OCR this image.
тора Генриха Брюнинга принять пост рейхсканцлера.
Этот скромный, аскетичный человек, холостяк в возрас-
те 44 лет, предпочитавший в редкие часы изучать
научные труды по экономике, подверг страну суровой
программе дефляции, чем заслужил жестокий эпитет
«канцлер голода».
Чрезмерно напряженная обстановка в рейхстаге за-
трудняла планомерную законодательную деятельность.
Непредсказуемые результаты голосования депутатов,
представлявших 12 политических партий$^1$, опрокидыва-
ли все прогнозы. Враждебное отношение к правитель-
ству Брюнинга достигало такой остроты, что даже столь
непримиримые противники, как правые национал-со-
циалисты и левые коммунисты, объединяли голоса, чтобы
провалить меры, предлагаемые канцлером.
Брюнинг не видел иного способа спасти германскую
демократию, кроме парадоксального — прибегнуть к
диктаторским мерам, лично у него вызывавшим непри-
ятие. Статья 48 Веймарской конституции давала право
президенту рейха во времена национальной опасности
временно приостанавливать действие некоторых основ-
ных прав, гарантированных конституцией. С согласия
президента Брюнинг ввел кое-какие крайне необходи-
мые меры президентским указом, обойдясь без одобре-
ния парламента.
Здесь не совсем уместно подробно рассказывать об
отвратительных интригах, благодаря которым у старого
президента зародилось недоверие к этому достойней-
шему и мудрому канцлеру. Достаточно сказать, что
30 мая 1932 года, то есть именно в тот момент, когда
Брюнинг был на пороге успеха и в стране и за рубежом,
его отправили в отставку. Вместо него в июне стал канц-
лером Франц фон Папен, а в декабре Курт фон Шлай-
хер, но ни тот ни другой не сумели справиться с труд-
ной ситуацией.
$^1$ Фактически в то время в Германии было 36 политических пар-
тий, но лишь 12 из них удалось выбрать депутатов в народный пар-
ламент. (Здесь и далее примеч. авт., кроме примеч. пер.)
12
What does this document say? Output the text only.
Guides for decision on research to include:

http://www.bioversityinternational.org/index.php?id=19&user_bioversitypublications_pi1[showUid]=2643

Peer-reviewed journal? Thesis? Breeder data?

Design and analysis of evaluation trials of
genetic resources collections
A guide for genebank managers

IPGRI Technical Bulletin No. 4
□ □ □ □ □ □ □
Above are the entries; count how many of their lines contain the word "него" and give only that number.

2